### DIRECTIVE
Repeat all of the material exactly as given.

### DATASET ENTRIES
■ ■ ■

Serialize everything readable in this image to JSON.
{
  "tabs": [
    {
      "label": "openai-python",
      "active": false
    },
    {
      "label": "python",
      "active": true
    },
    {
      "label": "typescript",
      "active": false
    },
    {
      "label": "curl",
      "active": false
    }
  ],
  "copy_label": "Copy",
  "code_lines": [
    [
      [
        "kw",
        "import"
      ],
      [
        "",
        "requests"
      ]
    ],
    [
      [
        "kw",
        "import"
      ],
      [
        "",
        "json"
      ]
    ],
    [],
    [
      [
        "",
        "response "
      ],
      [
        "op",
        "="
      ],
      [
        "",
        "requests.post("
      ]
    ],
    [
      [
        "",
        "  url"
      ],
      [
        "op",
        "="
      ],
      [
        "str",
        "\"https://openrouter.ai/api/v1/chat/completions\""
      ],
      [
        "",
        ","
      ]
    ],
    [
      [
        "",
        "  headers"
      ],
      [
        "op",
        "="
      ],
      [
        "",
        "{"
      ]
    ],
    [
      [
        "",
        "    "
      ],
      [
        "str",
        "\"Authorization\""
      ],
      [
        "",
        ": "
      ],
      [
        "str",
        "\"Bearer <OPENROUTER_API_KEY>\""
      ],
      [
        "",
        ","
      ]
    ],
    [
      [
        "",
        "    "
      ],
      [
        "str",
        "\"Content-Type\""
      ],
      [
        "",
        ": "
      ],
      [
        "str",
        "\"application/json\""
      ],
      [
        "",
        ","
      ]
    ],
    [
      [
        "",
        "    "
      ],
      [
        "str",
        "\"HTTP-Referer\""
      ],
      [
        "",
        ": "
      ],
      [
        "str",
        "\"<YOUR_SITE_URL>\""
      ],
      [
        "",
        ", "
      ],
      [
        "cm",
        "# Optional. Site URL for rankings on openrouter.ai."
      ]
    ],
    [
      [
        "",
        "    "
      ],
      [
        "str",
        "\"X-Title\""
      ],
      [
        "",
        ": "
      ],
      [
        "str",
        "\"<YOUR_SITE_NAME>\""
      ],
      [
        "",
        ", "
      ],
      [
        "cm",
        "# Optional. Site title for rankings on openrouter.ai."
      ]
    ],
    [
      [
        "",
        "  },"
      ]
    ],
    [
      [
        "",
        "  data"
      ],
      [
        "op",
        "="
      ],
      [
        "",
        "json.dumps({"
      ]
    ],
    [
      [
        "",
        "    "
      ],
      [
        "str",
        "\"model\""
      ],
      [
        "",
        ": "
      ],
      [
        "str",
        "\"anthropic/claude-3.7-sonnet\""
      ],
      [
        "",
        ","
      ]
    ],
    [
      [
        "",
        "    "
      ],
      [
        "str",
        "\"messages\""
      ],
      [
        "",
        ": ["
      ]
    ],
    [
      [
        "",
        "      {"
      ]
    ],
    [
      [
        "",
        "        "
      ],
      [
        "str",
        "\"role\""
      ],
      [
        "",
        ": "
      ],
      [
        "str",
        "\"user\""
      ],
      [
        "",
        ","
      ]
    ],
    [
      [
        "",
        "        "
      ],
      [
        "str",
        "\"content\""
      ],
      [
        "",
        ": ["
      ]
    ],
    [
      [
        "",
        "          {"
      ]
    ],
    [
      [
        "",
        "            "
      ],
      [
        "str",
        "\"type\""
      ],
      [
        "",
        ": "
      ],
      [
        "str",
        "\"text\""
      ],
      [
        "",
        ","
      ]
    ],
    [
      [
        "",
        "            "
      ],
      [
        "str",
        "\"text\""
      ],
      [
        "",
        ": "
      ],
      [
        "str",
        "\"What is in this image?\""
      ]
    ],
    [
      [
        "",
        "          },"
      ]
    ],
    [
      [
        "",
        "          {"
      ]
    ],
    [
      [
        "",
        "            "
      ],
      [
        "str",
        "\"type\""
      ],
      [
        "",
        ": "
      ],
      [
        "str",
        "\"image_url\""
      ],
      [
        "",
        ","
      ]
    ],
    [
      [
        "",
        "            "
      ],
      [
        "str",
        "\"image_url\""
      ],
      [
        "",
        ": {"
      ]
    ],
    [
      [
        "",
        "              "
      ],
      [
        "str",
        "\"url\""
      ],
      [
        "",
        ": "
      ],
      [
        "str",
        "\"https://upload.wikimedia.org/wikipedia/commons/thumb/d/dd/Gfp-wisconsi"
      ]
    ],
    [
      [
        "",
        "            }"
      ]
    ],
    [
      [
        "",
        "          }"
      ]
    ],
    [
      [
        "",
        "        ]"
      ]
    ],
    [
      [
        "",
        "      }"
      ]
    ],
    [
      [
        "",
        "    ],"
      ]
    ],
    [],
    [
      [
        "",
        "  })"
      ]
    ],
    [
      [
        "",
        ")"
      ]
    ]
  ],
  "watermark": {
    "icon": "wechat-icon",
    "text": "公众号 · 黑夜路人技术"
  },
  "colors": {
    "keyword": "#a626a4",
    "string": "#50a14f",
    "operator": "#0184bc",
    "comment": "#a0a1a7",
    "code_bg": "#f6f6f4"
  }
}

■ ■ ■

### EXERCISE RESULT
Serialize everything readable in this image to JSON.
{
  "tabs": [
    {
      "label": "openai-python",
      "active": false
    },
    {
      "label": "python",
      "active": true
    },
    {
      "label": "typescript",
      "active": false
    },
    {
      "label": "curl",
      "active": false
    }
  ],
  "copy_label": "Copy",
  "code_lines": [
    [
      [
        "kw",
        "import"
      ],
      [
        "",
        "requests"
      ]
    ],
    [
      [
        "kw",
        "import"
      ],
      [
        "",
        "json"
      ]
    ],
    [],
    [
      [
        "",
        "response "
      ],
      [
        "op",
        "="
      ],
      [
        "",
        "requests.post("
      ]
    ],
    [
      [
        "",
        "  url"
      ],
      [
        "op",
        "="
      ],
      [
        "str",
        "\"https://openrouter.ai/api/v1/chat/completions\""
      ],
      [
        "",
        ","
      ]
    ],
    [
      [
        "",
        "  headers"
      ],
      [
        "op",
        "="
      ],
      [
        "",
        "{"
      ]
    ],
    [
      [
        "",
        "    "
      ],
      [
        "str",
        "\"Authorization\""
      ],
      [
        "",
        ": "
      ],
      [
        "str",
        "\"Bearer <OPENROUTER_API_KEY>\""
      ],
      [
        "",
        ","
      ]
    ],
    [
      [
        "",
        "    "
      ],
      [
        "str",
        "\"Content-Type\""
      ],
      [
        "",
        ": "
      ],
      [
        "str",
        "\"application/json\""
      ],
      [
        "",
        ","
      ]
    ],
    [
      [
        "",
        "    "
      ],
      [
        "str",
        "\"HTTP-Referer\""
      ],
      [
        "",
        ": "
      ],
      [
        "str",
        "\"<YOUR_SITE_URL>\""
      ],
      [
        "",
        ", "
      ],
      [
        "cm",
        "# Optional. Site URL for rankings on openrouter.ai."
      ]
    ],
    [
      [
        "",
        "    "
      ],
      [
        "str",
        "\"X-Title\""
      ],
      [
        "",
        ": "
      ],
      [
        "str",
        "\"<YOUR_SITE_NAME>\""
      ],
      [
        "",
        ", "
      ],
      [
        "cm",
        "# Optional. Site title for rankings on openrouter.ai."
      ]
    ],
    [
      [
        "",
        "  },"
      ]
    ],
    [
      [
        "",
        "  data"
      ],
      [
        "op",
        "="
      ],
      [
        "",
        "json.dumps({"
      ]
    ],
    [
      [
        "",
        "    "
      ],
      [
        "str",
        "\"model\""
      ],
      [
        "",
        ": "
      ],
      [
        "str",
        "\"anthropic/claude-3.7-sonnet\""
      ],
      [
        "",
        ","
      ]
    ],
    [
      [
        "",
        "    "
      ],
      [
        "str",
        "\"messages\""
      ],
      [
        "",
        ": ["
      ]
    ],
    [
      [
        "",
        "      {"
      ]
    ],
    [
      [
        "",
        "        "
      ],
      [
        "str",
        "\"role\""
      ],
      [
        "",
        ": "
      ],
      [
        "str",
        "\"user\""
      ],
      [
        "",
        ","
      ]
    ],
    [
      [
        "",
        "        "
      ],
      [
        "str",
        "\"content\""
      ],
      [
        "",
        ": ["
      ]
    ],
    [
      [
        "",
        "          {"
      ]
    ],
    [
      [
        "",
        "            "
      ],
      [
        "str",
        "\"type\""
      ],
      [
        "",
        ": "
      ],
      [
        "str",
        "\"text\""
      ],
      [
        "",
        ","
      ]
    ],
    [
      [
        "",
        "            "
      ],
      [
        "str",
        "\"text\""
      ],
      [
        "",
        ": "
      ],
      [
        "str",
        "\"What is in this image?\""
      ]
    ],
    [
      [
        "",
        "          },"
      ]
    ],
    [
      [
        "",
        "          {"
      ]
    ],
    [
      [
        "",
        "            "
      ],
      [
        "str",
        "\"type\""
      ],
      [
        "",
        ": "
      ],
      [
        "str",
        "\"image_url\""
      ],
      [
        "",
        ","
      ]
    ],
    [
      [
        "",
        "            "
      ],
      [
        "str",
        "\"image_url\""
      ],
      [
        "",
        ": {"
      ]
    ],
    [
      [
        "",
        "              "
      ],
      [
        "str",
        "\"url\""
      ],
      [
        "",
        ": "
      ],
      [
        "str",
        "\"https://upload.wikimedia.org/wikipedia/commons/thumb/d/dd/Gfp-wisconsi"
      ]
    ],
    [
      [
        "",
        "            }"
      ]
    ],
    [
      [
        "",
        "          }"
      ]
    ],
    [
      [
        "",
        "        ]"
      ]
    ],
    [
      [
        "",
        "      }"
      ]
    ],
    [
      [
        "",
        "    ],"
      ]
    ],
    [],
    [
      [
        "",
        "  })"
      ]
    ],
    [
      [
        "",
        ")"
      ]
    ]
  ],
  "watermark": {
    "icon": "wechat-icon",
    "text": "公众号 · 黑夜路人技术"
  },
  "colors": {
    "keyword": "#a626a4",
    "string": "#50a14f",
    "operator": "#0184bc",
    "comment": "#a0a1a7",
    "code_bg": "#f6f6f4"
  }
}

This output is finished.